Stored entries:
>> start
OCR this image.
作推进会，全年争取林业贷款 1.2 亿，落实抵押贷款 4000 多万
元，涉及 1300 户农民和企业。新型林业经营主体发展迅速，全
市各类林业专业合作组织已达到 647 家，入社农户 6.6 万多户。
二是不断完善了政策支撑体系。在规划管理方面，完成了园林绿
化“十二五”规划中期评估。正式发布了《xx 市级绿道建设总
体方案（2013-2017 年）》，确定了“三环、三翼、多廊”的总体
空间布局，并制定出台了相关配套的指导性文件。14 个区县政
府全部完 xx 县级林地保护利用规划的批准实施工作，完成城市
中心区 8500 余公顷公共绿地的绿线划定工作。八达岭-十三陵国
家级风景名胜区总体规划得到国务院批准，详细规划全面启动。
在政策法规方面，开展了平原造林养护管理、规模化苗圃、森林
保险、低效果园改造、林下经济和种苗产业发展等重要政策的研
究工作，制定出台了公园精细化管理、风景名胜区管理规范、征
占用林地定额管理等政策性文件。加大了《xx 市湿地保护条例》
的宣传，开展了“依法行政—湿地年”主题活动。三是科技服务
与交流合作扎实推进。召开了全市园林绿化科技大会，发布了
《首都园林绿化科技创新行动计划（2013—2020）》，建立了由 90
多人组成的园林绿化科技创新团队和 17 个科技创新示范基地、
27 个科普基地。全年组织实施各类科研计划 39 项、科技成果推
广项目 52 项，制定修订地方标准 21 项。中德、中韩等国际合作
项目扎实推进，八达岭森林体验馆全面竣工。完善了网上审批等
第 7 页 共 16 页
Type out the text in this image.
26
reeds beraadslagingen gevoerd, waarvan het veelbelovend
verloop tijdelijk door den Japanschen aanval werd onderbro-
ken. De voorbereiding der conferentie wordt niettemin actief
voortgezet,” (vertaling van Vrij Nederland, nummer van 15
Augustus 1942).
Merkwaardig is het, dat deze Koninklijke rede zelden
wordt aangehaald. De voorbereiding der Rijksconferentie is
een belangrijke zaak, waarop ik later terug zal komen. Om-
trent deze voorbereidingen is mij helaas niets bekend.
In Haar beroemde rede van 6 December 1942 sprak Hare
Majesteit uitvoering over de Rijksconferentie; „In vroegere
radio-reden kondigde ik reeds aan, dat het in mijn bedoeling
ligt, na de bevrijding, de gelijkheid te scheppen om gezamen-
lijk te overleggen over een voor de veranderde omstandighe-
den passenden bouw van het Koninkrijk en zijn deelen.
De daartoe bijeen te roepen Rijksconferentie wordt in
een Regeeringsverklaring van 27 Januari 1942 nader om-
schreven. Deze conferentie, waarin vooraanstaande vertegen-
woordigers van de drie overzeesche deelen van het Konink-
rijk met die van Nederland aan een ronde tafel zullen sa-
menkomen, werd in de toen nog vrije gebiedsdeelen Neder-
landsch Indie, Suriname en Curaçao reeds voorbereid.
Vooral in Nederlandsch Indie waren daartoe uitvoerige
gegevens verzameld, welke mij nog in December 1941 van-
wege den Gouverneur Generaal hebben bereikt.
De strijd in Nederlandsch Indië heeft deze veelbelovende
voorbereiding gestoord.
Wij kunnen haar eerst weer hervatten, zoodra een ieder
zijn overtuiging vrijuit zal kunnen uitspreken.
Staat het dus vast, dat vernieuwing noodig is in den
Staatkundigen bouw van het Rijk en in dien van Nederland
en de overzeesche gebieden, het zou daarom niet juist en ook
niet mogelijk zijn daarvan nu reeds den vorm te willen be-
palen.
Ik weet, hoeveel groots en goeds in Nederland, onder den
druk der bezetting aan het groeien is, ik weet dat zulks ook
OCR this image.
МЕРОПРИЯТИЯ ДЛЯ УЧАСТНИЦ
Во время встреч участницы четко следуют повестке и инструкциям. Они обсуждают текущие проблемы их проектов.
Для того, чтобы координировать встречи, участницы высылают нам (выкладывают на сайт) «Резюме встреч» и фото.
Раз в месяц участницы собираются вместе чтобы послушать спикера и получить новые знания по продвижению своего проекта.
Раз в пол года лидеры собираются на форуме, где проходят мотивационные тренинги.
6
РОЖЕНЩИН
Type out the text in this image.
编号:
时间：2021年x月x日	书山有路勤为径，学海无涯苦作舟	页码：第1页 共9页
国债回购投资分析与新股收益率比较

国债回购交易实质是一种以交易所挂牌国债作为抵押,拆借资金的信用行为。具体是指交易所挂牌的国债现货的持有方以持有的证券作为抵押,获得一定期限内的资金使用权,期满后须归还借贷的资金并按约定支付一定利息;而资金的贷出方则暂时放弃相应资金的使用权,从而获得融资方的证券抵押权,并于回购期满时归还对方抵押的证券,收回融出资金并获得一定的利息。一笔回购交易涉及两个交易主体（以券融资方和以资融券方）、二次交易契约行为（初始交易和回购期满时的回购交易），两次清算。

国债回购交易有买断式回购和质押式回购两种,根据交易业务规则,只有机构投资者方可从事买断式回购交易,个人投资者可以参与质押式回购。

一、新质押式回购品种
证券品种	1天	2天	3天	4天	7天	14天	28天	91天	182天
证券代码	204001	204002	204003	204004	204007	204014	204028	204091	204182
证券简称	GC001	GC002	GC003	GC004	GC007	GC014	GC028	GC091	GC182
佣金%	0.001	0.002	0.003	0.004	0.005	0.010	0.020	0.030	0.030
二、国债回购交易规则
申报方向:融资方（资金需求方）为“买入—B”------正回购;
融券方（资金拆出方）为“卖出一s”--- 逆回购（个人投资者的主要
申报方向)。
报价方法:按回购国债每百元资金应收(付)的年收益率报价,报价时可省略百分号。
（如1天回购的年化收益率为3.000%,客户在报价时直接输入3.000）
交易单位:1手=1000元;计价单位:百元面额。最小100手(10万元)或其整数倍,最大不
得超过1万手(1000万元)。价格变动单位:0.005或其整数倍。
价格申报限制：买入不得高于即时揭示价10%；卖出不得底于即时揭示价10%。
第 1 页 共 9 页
>> end
▶ Work to complete: Copy all of the data exactly.

▶ Response:
OCR this image.
作推进会，全年争取林业贷款 1.2 亿，落实抵押贷款 4000 多万
元，涉及 1300 户农民和企业。新型林业经营主体发展迅速，全
市各类林业专业合作组织已达到 647 家，入社农户 6.6 万多户。
二是不断完善了政策支撑体系。在规划管理方面，完成了园林绿
化“十二五”规划中期评估。正式发布了《xx 市级绿道建设总
体方案（2013-2017 年）》，确定了“三环、三翼、多廊”的总体
空间布局，并制定出台了相关配套的指导性文件。14 个区县政
府全部完 xx 县级林地保护利用规划的批准实施工作，完成城市
中心区 8500 余公顷公共绿地的绿线划定工作。八达岭-十三陵国
家级风景名胜区总体规划得到国务院批准，详细规划全面启动。
在政策法规方面，开展了平原造林养护管理、规模化苗圃、森林
保险、低效果园改造、林下经济和种苗产业发展等重要政策的研
究工作，制定出台了公园精细化管理、风景名胜区管理规范、征
占用林地定额管理等政策性文件。加大了《xx 市湿地保护条例》
的宣传，开展了“依法行政—湿地年”主题活动。三是科技服务
与交流合作扎实推进。召开了全市园林绿化科技大会，发布了
《首都园林绿化科技创新行动计划（2013—2020）》，建立了由 90
多人组成的园林绿化科技创新团队和 17 个科技创新示范基地、
27 个科普基地。全年组织实施各类科研计划 39 项、科技成果推
广项目 52 项，制定修订地方标准 21 项。中德、中韩等国际合作
项目扎实推进，八达岭森林体验馆全面竣工。完善了网上审批等
第 7 页 共 16 页
Type out the text in this image.
26
reeds beraadslagingen gevoerd, waarvan het veelbelovend
verloop tijdelijk door den Japanschen aanval werd onderbro-
ken. De voorbereiding der conferentie wordt niettemin actief
voortgezet,” (vertaling van Vrij Nederland, nummer van 15
Augustus 1942).
Merkwaardig is het, dat deze Koninklijke rede zelden
wordt aangehaald. De voorbereiding der Rijksconferentie is
een belangrijke zaak, waarop ik later terug zal komen. Om-
trent deze voorbereidingen is mij helaas niets bekend.
In Haar beroemde rede van 6 December 1942 sprak Hare
Majesteit uitvoering over de Rijksconferentie; „In vroegere
radio-reden kondigde ik reeds aan, dat het in mijn bedoeling
ligt, na de bevrijding, de gelijkheid te scheppen om gezamen-
lijk te overleggen over een voor de veranderde omstandighe-
den passenden bouw van het Koninkrijk en zijn deelen.
De daartoe bijeen te roepen Rijksconferentie wordt in
een Regeeringsverklaring van 27 Januari 1942 nader om-
schreven. Deze conferentie, waarin vooraanstaande vertegen-
woordigers van de drie overzeesche deelen van het Konink-
rijk met die van Nederland aan een ronde tafel zullen sa-
menkomen, werd in de toen nog vrije gebiedsdeelen Neder-
landsch Indie, Suriname en Curaçao reeds voorbereid.
Vooral in Nederlandsch Indie waren daartoe uitvoerige
gegevens verzameld, welke mij nog in December 1941 van-
wege den Gouverneur Generaal hebben bereikt.
De strijd in Nederlandsch Indië heeft deze veelbelovende
voorbereiding gestoord.
Wij kunnen haar eerst weer hervatten, zoodra een ieder
zijn overtuiging vrijuit zal kunnen uitspreken.
Staat het dus vast, dat vernieuwing noodig is in den
Staatkundigen bouw van het Rijk en in dien van Nederland
en de overzeesche gebieden, het zou daarom niet juist en ook
niet mogelijk zijn daarvan nu reeds den vorm te willen be-
palen.
Ik weet, hoeveel groots en goeds in Nederland, onder den
druk der bezetting aan het groeien is, ik weet dat zulks ook
OCR this image.
МЕРОПРИЯТИЯ ДЛЯ УЧАСТНИЦ
Во время встреч участницы четко следуют повестке и инструкциям. Они обсуждают текущие проблемы их проектов.
Для того, чтобы координировать встречи, участницы высылают нам (выкладывают на сайт) «Резюме встреч» и фото.
Раз в месяц участницы собираются вместе чтобы послушать спикера и получить новые знания по продвижению своего проекта.
Раз в пол года лидеры собираются на форуме, где проходят мотивационные тренинги.
6
РОЖЕНЩИН
Type out the text in this image.
编号:
时间：2021年x月x日	书山有路勤为径，学海无涯苦作舟	页码：第1页 共9页
国债回购投资分析与新股收益率比较

国债回购交易实质是一种以交易所挂牌国债作为抵押,拆借资金的信用行为。具体是指交易所挂牌的国债现货的持有方以持有的证券作为抵押,获得一定期限内的资金使用权,期满后须归还借贷的资金并按约定支付一定利息;而资金的贷出方则暂时放弃相应资金的使用权,从而获得融资方的证券抵押权,并于回购期满时归还对方抵押的证券,收回融出资金并获得一定的利息。一笔回购交易涉及两个交易主体（以券融资方和以资融券方）、二次交易契约行为（初始交易和回购期满时的回购交易），两次清算。

国债回购交易有买断式回购和质押式回购两种,根据交易业务规则,只有机构投资者方可从事买断式回购交易,个人投资者可以参与质押式回购。

一、新质押式回购品种
证券品种	1天	2天	3天	4天	7天	14天	28天	91天	182天
证券代码	204001	204002	204003	204004	204007	204014	204028	204091	204182
证券简称	GC001	GC002	GC003	GC004	GC007	GC014	GC028	GC091	GC182
佣金%	0.001	0.002	0.003	0.004	0.005	0.010	0.020	0.030	0.030
二、国债回购交易规则
申报方向:融资方（资金需求方）为“买入—B”------正回购;
融券方（资金拆出方）为“卖出一s”--- 逆回购（个人投资者的主要
申报方向)。
报价方法:按回购国债每百元资金应收(付)的年收益率报价,报价时可省略百分号。
（如1天回购的年化收益率为3.000%,客户在报价时直接输入3.000）
交易单位:1手=1000元;计价单位:百元面额。最小100手(10万元)或其整数倍,最大不
得超过1万手(1000万元)。价格变动单位:0.005或其整数倍。
价格申报限制：买入不得高于即时揭示价10%；卖出不得底于即时揭示价10%。
第 1 页 共 9 页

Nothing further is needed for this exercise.